▸ STATED EXERCISE
Return the part of the listing that opens with the line containing "x-tick-label: 20 — [358, 570, 376, 586]" and closes with the line containing "point — [109, 202, 124, 218]", copying those lines exactly and including both ends.

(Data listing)
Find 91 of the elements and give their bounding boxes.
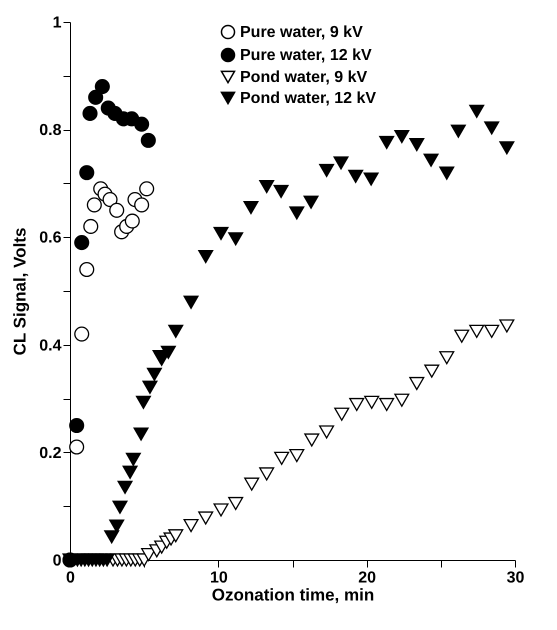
x-tick-label: 20 — [358, 570, 376, 586]
point — [349, 398, 364, 412]
x-tick-label: 10 — [210, 570, 228, 586]
point — [450, 124, 466, 138]
point — [134, 427, 149, 441]
point — [394, 130, 410, 144]
point — [319, 164, 334, 178]
point — [484, 121, 500, 135]
y-axis-title: CL Signal, Volts — [10, 228, 30, 356]
point — [136, 396, 151, 409]
point — [424, 154, 439, 167]
y-tick-label: 0 — [52, 552, 62, 570]
point — [379, 136, 394, 150]
point — [394, 394, 410, 407]
point — [289, 449, 304, 462]
point — [243, 200, 259, 214]
y-tick-label: 1 — [52, 14, 62, 32]
point — [228, 496, 244, 510]
point — [198, 511, 214, 525]
y-tick-label: 0.2 — [39, 444, 62, 462]
point — [142, 380, 158, 394]
point — [364, 172, 379, 186]
point — [184, 296, 199, 309]
point — [74, 326, 90, 342]
point — [439, 351, 454, 364]
point — [86, 197, 102, 212]
point — [74, 235, 90, 250]
point — [168, 529, 184, 542]
point — [289, 206, 304, 220]
point — [140, 132, 156, 148]
point — [94, 79, 110, 94]
point — [88, 90, 104, 105]
point — [102, 192, 118, 208]
point — [69, 418, 84, 434]
point — [82, 106, 98, 121]
point — [160, 346, 176, 359]
x-tick-label: 30 — [506, 570, 524, 586]
point — [109, 202, 124, 218]
point — [112, 500, 128, 514]
point — [304, 196, 319, 209]
point — [319, 425, 334, 439]
legend-label: Pond water, 9 kV — [240, 69, 368, 86]
point — [469, 324, 484, 338]
point — [484, 324, 500, 338]
point — [79, 165, 94, 180]
point — [274, 452, 290, 465]
point — [454, 330, 470, 343]
point — [259, 180, 274, 194]
point — [198, 250, 214, 264]
point — [469, 104, 484, 118]
y-tick-label: 0.6 — [39, 230, 62, 247]
point — [259, 467, 274, 481]
point — [228, 232, 244, 246]
point — [439, 166, 454, 180]
point — [409, 138, 424, 152]
point — [409, 376, 424, 390]
point — [83, 218, 98, 234]
point — [379, 398, 394, 412]
point — [274, 184, 289, 198]
point — [104, 530, 120, 544]
y-tick-label: 0.8 — [39, 122, 62, 140]
point — [134, 197, 150, 212]
point — [213, 503, 229, 517]
legend-label: Pond water, 12 kV — [240, 90, 376, 107]
point — [499, 141, 514, 155]
legend-label: Pure water, 12 kV — [240, 47, 372, 64]
point — [100, 553, 115, 567]
legend-label: Pure water, 9 kV — [240, 24, 364, 41]
point — [69, 439, 84, 455]
point — [124, 214, 140, 229]
point — [126, 452, 141, 466]
point — [348, 170, 364, 184]
point — [117, 480, 133, 494]
point — [334, 408, 350, 421]
point — [499, 319, 514, 333]
point — [213, 226, 229, 240]
point — [304, 433, 320, 447]
point — [184, 518, 199, 532]
point — [122, 466, 138, 479]
point — [134, 116, 150, 132]
point — [139, 181, 154, 196]
point — [333, 156, 349, 170]
point — [364, 396, 380, 409]
x-tick-label: 0 — [66, 570, 76, 586]
point — [79, 262, 94, 278]
y-tick-label: 0.4 — [39, 337, 62, 354]
point — [424, 364, 440, 378]
point — [168, 324, 184, 338]
x-axis-title: Ozonation time, min — [212, 586, 374, 604]
point — [146, 368, 162, 382]
point — [244, 478, 260, 491]
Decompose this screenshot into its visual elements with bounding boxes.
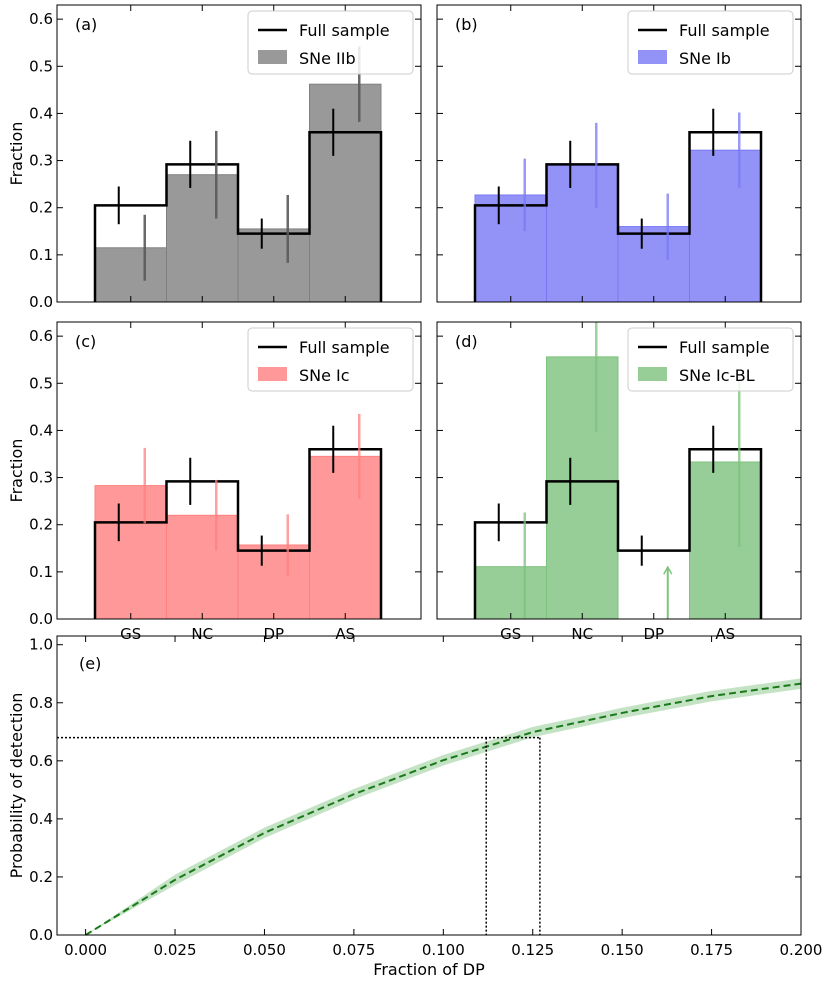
y-tick-label: 0.3 (29, 469, 53, 487)
axes-frame (56, 4, 422, 303)
x-tick-label: 0.050 (243, 941, 286, 959)
y-tick-label: 0.1 (29, 563, 53, 581)
bar-gs (94, 485, 167, 620)
panel-e: 0.0 0.2 0.4 0.6 0.8 1.0 0.000 0.025 0.050 0.075 0.… (7, 635, 823, 979)
full-sample-step (93, 131, 383, 302)
bar-nc (546, 356, 619, 620)
panel-label: (e) (79, 654, 101, 673)
legend-box (627, 10, 794, 75)
panel-a: 0.0 0.1 0.2 0.3 0.4 0.5 0.6 Fraction (a) Full sam… (7, 4, 422, 311)
bar-dp (617, 226, 690, 303)
axes-frame (56, 635, 802, 936)
y-axis-label: Fraction (7, 439, 26, 503)
x-tick-label: NC (571, 625, 593, 643)
legend: Full sample SNe Ic-BL (627, 327, 794, 392)
y-tick-label: 0.5 (29, 57, 53, 75)
x-tick-label: 0.125 (511, 941, 554, 959)
x-tick-label: AS (715, 625, 735, 643)
y-tick-label: 0.8 (29, 694, 53, 712)
bar-as (309, 455, 382, 620)
y-tick-label: 1.0 (29, 636, 53, 654)
axes-frame (56, 321, 422, 620)
panel-label: (d) (455, 332, 478, 351)
full-sample-step (473, 131, 763, 302)
legend-box (247, 10, 414, 75)
legend-label-sub: SNe IIb (299, 49, 356, 68)
y-tick-label: 0.5 (29, 374, 53, 392)
y-tick-label: 0.2 (29, 516, 53, 534)
axes-frame (436, 321, 802, 620)
x-tick-label: GS (500, 625, 521, 643)
y-tick-label: 0.4 (29, 810, 53, 828)
legend: Full sample SNe IIb (247, 10, 414, 75)
full-sample-step (473, 448, 763, 619)
legend: Full sample SNe Ib (627, 10, 794, 75)
bar-as (309, 83, 382, 303)
x-tick-label: 0.100 (422, 941, 465, 959)
y-tick-label: 0.3 (29, 152, 53, 170)
panel-label: (a) (75, 15, 97, 34)
legend-label-sub: SNe Ic-BL (679, 366, 755, 385)
legend-color-swatch (638, 50, 667, 64)
x-tick-label: AS (335, 625, 355, 643)
x-tick-label: GS (120, 625, 141, 643)
panel-d: GS NC DP AS (d) Full sample SNe Ic-BL (436, 321, 802, 643)
legend-color-swatch (638, 367, 667, 381)
x-tick-label: 0.075 (332, 941, 375, 959)
legend-color-swatch (258, 50, 287, 64)
bar-gs (474, 194, 547, 303)
full-sample-step (93, 448, 383, 619)
bar-nc (166, 174, 239, 303)
bar-dp (237, 228, 310, 303)
detection-curve (85, 682, 802, 936)
legend-label-full: Full sample (679, 21, 770, 40)
x-axis-label: Fraction of DP (373, 960, 485, 979)
legend-label-sub: SNe Ib (679, 49, 731, 68)
y-axis-label: Fraction (7, 122, 26, 186)
y-tick-label: 0.6 (29, 752, 53, 770)
y-tick-label: 0.4 (29, 104, 53, 122)
bar-as (689, 149, 762, 303)
x-tick-label: DP (643, 625, 664, 643)
x-tick-label: 0.025 (154, 941, 197, 959)
axes-frame (436, 4, 802, 303)
upper-limit-arrowhead (663, 565, 673, 575)
y-tick-label: 0.2 (29, 868, 53, 886)
bar-nc (546, 164, 619, 303)
legend-label-full: Full sample (679, 338, 770, 357)
legend-label-full: Full sample (299, 338, 390, 357)
bar-nc (166, 514, 239, 620)
legend-box (247, 327, 414, 392)
y-tick-label: 0.0 (29, 610, 53, 628)
panel-c: 0.0 0.1 0.2 0.3 0.4 0.5 0.6 GS NC DP AS Fraction (c)… (7, 321, 422, 643)
y-tick-label: 0.2 (29, 199, 53, 217)
bar-dp (237, 544, 310, 620)
panel-label: (b) (455, 15, 478, 34)
x-tick-label: DP (263, 625, 284, 643)
y-tick-label: 0.1 (29, 246, 53, 264)
y-tick-label: 0.4 (29, 421, 53, 439)
x-tick-label: 0.000 (64, 941, 107, 959)
panel-label: (c) (75, 332, 96, 351)
y-tick-label: 0.6 (29, 327, 53, 345)
bar-as (689, 461, 762, 620)
x-tick-label: 0.200 (780, 941, 823, 959)
bar-gs (474, 566, 547, 620)
y-tick-label: 0.0 (29, 293, 53, 311)
x-tick-label: NC (191, 625, 213, 643)
x-tick-label: 0.150 (601, 941, 644, 959)
x-tick-label: 0.175 (690, 941, 733, 959)
legend-label-full: Full sample (299, 21, 390, 40)
legend-label-sub: SNe Ic (299, 366, 350, 385)
legend-color-swatch (258, 367, 287, 381)
panel-b: (b) Full sample SNe Ib (436, 4, 802, 303)
legend: Full sample SNe Ic (247, 327, 414, 392)
y-axis-label: Probability of detection (7, 693, 26, 879)
y-tick-label: 0.0 (29, 926, 53, 944)
y-tick-label: 0.6 (29, 10, 53, 28)
bar-gs (94, 247, 167, 303)
legend-box (627, 327, 794, 392)
confidence-band (85, 678, 802, 935)
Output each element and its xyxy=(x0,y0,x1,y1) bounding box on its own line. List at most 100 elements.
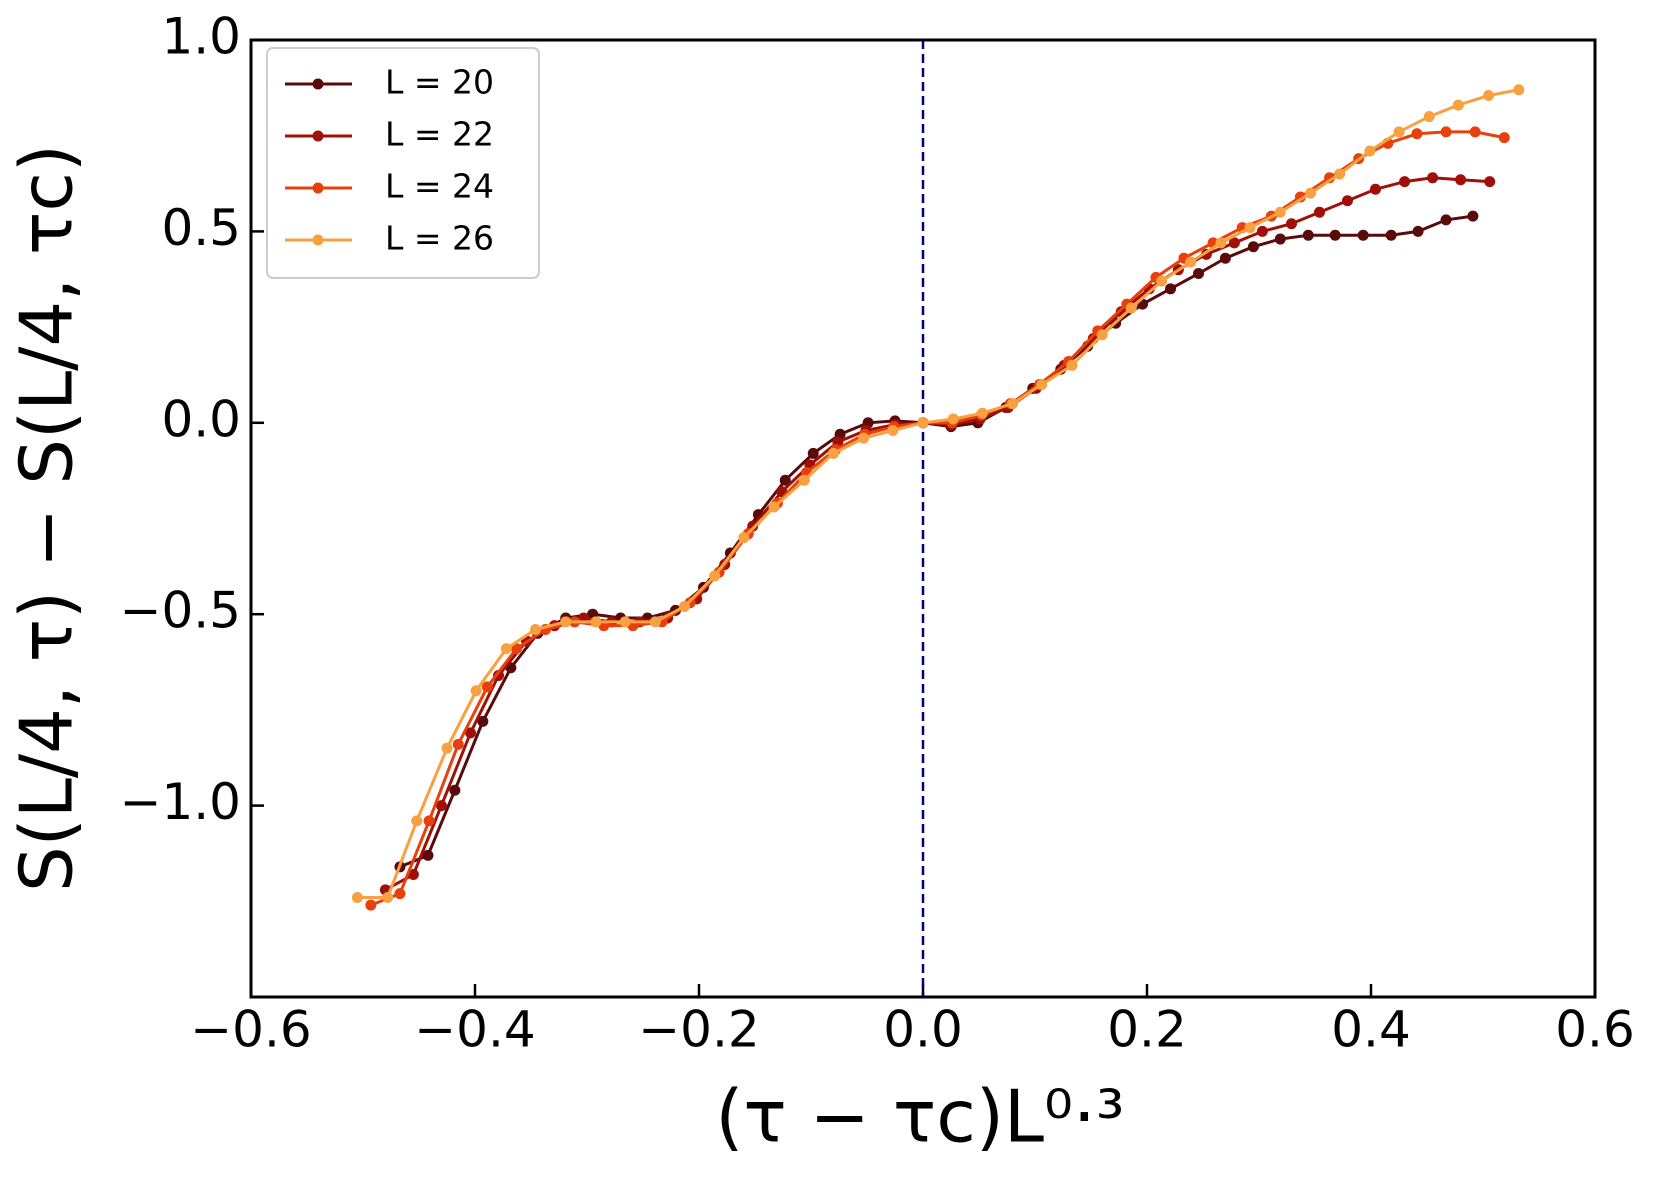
data-point xyxy=(365,899,377,911)
x-tick-label: −0.4 xyxy=(414,1001,535,1059)
legend-label: L = 20 xyxy=(385,63,494,102)
data-point xyxy=(470,685,482,697)
data-point xyxy=(1302,229,1314,241)
data-point xyxy=(1467,210,1479,222)
data-point xyxy=(422,849,434,861)
data-point xyxy=(1313,206,1325,218)
data-point xyxy=(1256,225,1268,237)
data-point xyxy=(1452,99,1464,111)
data-point xyxy=(619,616,631,628)
data-point xyxy=(500,643,512,655)
y-tick-label: −1.0 xyxy=(120,773,241,831)
data-point xyxy=(1329,229,1341,241)
data-point xyxy=(411,815,423,827)
data-point xyxy=(1411,128,1423,140)
data-point xyxy=(1498,132,1510,144)
x-axis-label: (τ − τc)L⁰·³ xyxy=(715,1075,1124,1159)
data-point xyxy=(449,784,461,796)
series-line xyxy=(399,214,1474,869)
data-point xyxy=(529,624,541,636)
y-tick-label: 1.0 xyxy=(161,8,241,66)
data-point xyxy=(394,888,406,900)
data-point xyxy=(481,681,493,693)
data-point xyxy=(1513,84,1525,96)
legend-label: L = 24 xyxy=(385,167,494,206)
data-point xyxy=(1440,126,1452,138)
data-point xyxy=(649,616,661,628)
legend-marker xyxy=(312,234,324,246)
data-point xyxy=(709,570,721,582)
data-point xyxy=(1185,256,1197,268)
data-point xyxy=(1334,168,1346,180)
data-point xyxy=(1455,174,1467,186)
series-line xyxy=(370,130,1505,907)
legend-marker xyxy=(312,78,324,90)
data-point xyxy=(1285,218,1297,230)
data-point xyxy=(452,738,464,750)
data-point xyxy=(1165,283,1177,295)
data-point xyxy=(441,742,453,754)
data-point xyxy=(798,474,810,486)
series-line xyxy=(384,176,1490,892)
data-point xyxy=(1364,145,1376,157)
data-point xyxy=(947,413,959,425)
plot-frame xyxy=(249,38,1597,999)
data-point xyxy=(1156,275,1168,287)
legend-marker xyxy=(312,182,324,194)
data-point xyxy=(1305,187,1317,199)
data-point xyxy=(1423,111,1435,123)
x-tick-label: −0.6 xyxy=(190,1001,311,1059)
data-point xyxy=(1393,126,1405,138)
data-point xyxy=(678,601,690,613)
data-point xyxy=(1341,195,1353,207)
data-point xyxy=(465,727,477,739)
data-point xyxy=(560,616,572,628)
data-point xyxy=(407,869,419,881)
x-tick-label: 0.4 xyxy=(1331,1001,1411,1059)
data-point xyxy=(1125,302,1137,314)
data-point xyxy=(1483,90,1495,102)
legend-marker xyxy=(312,130,324,142)
data-point xyxy=(590,616,602,628)
data-point xyxy=(1369,183,1381,195)
data-point xyxy=(1274,206,1286,218)
data-point xyxy=(976,407,988,419)
data-point xyxy=(423,815,435,827)
data-point xyxy=(477,715,489,727)
data-point xyxy=(827,447,839,459)
x-tick-label: 0.2 xyxy=(1107,1001,1187,1059)
data-point xyxy=(1440,214,1452,226)
data-point xyxy=(1096,329,1108,341)
legend-box xyxy=(266,47,540,279)
x-tick-label: 0.6 xyxy=(1555,1001,1635,1059)
data-point xyxy=(1066,359,1078,371)
data-point xyxy=(1412,225,1424,237)
data-point xyxy=(1484,176,1496,188)
data-point xyxy=(351,891,363,903)
data-point xyxy=(887,424,899,436)
data-point xyxy=(1357,229,1369,241)
series-line xyxy=(357,88,1520,899)
data-point xyxy=(779,474,791,486)
legend-label: L = 22 xyxy=(385,115,494,154)
data-point xyxy=(1274,233,1286,245)
y-axis-label: S(L/4, τ) − S(L/4, τc) xyxy=(5,144,89,892)
data-point xyxy=(1215,237,1227,249)
data-point xyxy=(1219,252,1231,264)
data-point xyxy=(858,432,870,444)
data-point xyxy=(1007,398,1019,410)
y-tick-label: 0.5 xyxy=(161,199,241,257)
data-point xyxy=(1385,229,1397,241)
data-point xyxy=(1228,237,1240,249)
data-point xyxy=(382,891,394,903)
x-tick-label: 0.0 xyxy=(883,1001,963,1059)
y-tick-label: 0.0 xyxy=(161,390,241,448)
data-point xyxy=(1399,176,1411,188)
data-point xyxy=(510,643,522,655)
data-point xyxy=(1427,172,1439,184)
data-point xyxy=(1469,126,1481,138)
y-tick-label: −0.5 xyxy=(120,582,241,640)
data-point xyxy=(768,501,780,513)
legend-label: L = 26 xyxy=(385,219,494,258)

▸ THE OUTPUT
x-tick-label: 20 — [358, 570, 376, 586]
point — [349, 398, 364, 412]
x-tick-label: 10 — [210, 570, 228, 586]
point — [450, 124, 466, 138]
point — [134, 427, 149, 441]
point — [394, 130, 410, 144]
point — [319, 164, 334, 178]
point — [484, 121, 500, 135]
y-axis-title: CL Signal, Volts — [10, 228, 30, 356]
point — [136, 396, 151, 409]
point — [424, 154, 439, 167]
y-tick-label: 0 — [52, 552, 62, 570]
point — [379, 136, 394, 150]
point — [394, 394, 410, 407]
point — [289, 449, 304, 462]
point — [243, 200, 259, 214]
y-tick-label: 1 — [52, 14, 62, 32]
point — [228, 496, 244, 510]
point — [198, 511, 214, 525]
y-tick-label: 0.2 — [39, 444, 62, 462]
point — [142, 380, 158, 394]
point — [364, 172, 379, 186]
point — [184, 296, 199, 309]
point — [74, 326, 90, 342]
point — [439, 351, 454, 364]
point — [86, 197, 102, 212]
point — [74, 235, 90, 250]
point — [168, 529, 184, 542]
point — [289, 206, 304, 220]
point — [140, 132, 156, 148]
point — [94, 79, 110, 94]
point — [88, 90, 104, 105]
point — [102, 192, 118, 208]
point — [69, 418, 84, 434]
point — [82, 106, 98, 121]
point — [160, 346, 176, 359]
x-tick-label: 30 — [506, 570, 524, 586]
point — [109, 202, 124, 218]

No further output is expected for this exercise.